What is required:
Return all of the entries exactly, with nothing added or left out.

Given records:
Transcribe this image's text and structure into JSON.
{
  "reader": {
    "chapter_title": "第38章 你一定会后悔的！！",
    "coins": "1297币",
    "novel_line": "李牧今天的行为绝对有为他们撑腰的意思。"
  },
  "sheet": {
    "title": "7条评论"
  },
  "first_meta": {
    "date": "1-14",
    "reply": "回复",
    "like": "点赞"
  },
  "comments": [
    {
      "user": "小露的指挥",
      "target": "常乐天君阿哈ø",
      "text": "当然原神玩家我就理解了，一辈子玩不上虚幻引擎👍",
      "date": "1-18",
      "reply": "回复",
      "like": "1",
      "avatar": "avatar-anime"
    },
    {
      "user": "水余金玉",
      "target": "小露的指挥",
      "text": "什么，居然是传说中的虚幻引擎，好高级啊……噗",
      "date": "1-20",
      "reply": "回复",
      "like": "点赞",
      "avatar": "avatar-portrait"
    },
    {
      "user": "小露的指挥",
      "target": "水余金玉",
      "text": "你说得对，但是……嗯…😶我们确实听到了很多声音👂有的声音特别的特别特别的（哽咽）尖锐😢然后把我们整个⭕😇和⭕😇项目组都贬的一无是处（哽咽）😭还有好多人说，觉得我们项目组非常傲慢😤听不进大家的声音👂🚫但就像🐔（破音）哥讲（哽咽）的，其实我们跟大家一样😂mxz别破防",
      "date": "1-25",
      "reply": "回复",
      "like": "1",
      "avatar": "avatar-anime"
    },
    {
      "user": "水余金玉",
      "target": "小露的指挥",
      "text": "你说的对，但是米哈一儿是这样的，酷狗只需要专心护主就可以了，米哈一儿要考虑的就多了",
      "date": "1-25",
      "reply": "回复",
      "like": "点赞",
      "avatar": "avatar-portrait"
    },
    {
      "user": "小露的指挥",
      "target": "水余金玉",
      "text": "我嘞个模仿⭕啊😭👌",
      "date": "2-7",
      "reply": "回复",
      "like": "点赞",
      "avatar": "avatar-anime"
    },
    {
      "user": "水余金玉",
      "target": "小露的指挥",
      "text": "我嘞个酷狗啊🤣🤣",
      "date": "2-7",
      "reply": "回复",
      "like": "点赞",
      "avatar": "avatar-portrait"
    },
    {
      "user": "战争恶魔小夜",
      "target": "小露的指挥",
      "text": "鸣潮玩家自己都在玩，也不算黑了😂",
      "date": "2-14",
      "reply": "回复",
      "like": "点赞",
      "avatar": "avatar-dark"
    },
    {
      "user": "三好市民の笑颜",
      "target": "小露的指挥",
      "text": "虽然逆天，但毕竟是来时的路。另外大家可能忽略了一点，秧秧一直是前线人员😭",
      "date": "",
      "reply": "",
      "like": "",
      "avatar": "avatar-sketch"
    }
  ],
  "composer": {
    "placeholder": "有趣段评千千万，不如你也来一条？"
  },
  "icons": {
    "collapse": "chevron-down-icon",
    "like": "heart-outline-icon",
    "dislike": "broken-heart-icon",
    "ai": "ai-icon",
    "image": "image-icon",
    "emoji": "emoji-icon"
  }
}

Response:
Transcribe this image's text and structure into JSON.
{
  "reader": {
    "chapter_title": "第38章 你一定会后悔的！！",
    "coins": "1297币",
    "novel_line": "李牧今天的行为绝对有为他们撑腰的意思。"
  },
  "sheet": {
    "title": "7条评论"
  },
  "first_meta": {
    "date": "1-14",
    "reply": "回复",
    "like": "点赞"
  },
  "comments": [
    {
      "user": "小露的指挥",
      "target": "常乐天君阿哈ø",
      "text": "当然原神玩家我就理解了，一辈子玩不上虚幻引擎👍",
      "date": "1-18",
      "reply": "回复",
      "like": "1",
      "avatar": "avatar-anime"
    },
    {
      "user": "水余金玉",
      "target": "小露的指挥",
      "text": "什么，居然是传说中的虚幻引擎，好高级啊……噗",
      "date": "1-20",
      "reply": "回复",
      "like": "点赞",
      "avatar": "avatar-portrait"
    },
    {
      "user": "小露的指挥",
      "target": "水余金玉",
      "text": "你说得对，但是……嗯…😶我们确实听到了很多声音👂有的声音特别的特别特别的（哽咽）尖锐😢然后把我们整个⭕😇和⭕😇项目组都贬的一无是处（哽咽）😭还有好多人说，觉得我们项目组非常傲慢😤听不进大家的声音👂🚫但就像🐔（破音）哥讲（哽咽）的，其实我们跟大家一样😂mxz别破防",
      "date": "1-25",
      "reply": "回复",
      "like": "1",
      "avatar": "avatar-anime"
    },
    {
      "user": "水余金玉",
      "target": "小露的指挥",
      "text": "你说的对，但是米哈一儿是这样的，酷狗只需要专心护主就可以了，米哈一儿要考虑的就多了",
      "date": "1-25",
      "reply": "回复",
      "like": "点赞",
      "avatar": "avatar-portrait"
    },
    {
      "user": "小露的指挥",
      "target": "水余金玉",
      "text": "我嘞个模仿⭕啊😭👌",
      "date": "2-7",
      "reply": "回复",
      "like": "点赞",
      "avatar": "avatar-anime"
    },
    {
      "user": "水余金玉",
      "target": "小露的指挥",
      "text": "我嘞个酷狗啊🤣🤣",
      "date": "2-7",
      "reply": "回复",
      "like": "点赞",
      "avatar": "avatar-portrait"
    },
    {
      "user": "战争恶魔小夜",
      "target": "小露的指挥",
      "text": "鸣潮玩家自己都在玩，也不算黑了😂",
      "date": "2-14",
      "reply": "回复",
      "like": "点赞",
      "avatar": "avatar-dark"
    },
    {
      "user": "三好市民の笑颜",
      "target": "小露的指挥",
      "text": "虽然逆天，但毕竟是来时的路。另外大家可能忽略了一点，秧秧一直是前线人员😭",
      "date": "",
      "reply": "",
      "like": "",
      "avatar": "avatar-sketch"
    }
  ],
  "composer": {
    "placeholder": "有趣段评千千万，不如你也来一条？"
  },
  "icons": {
    "collapse": "chevron-down-icon",
    "like": "heart-outline-icon",
    "dislike": "broken-heart-icon",
    "ai": "ai-icon",
    "image": "image-icon",
    "emoji": "emoji-icon"
  }
}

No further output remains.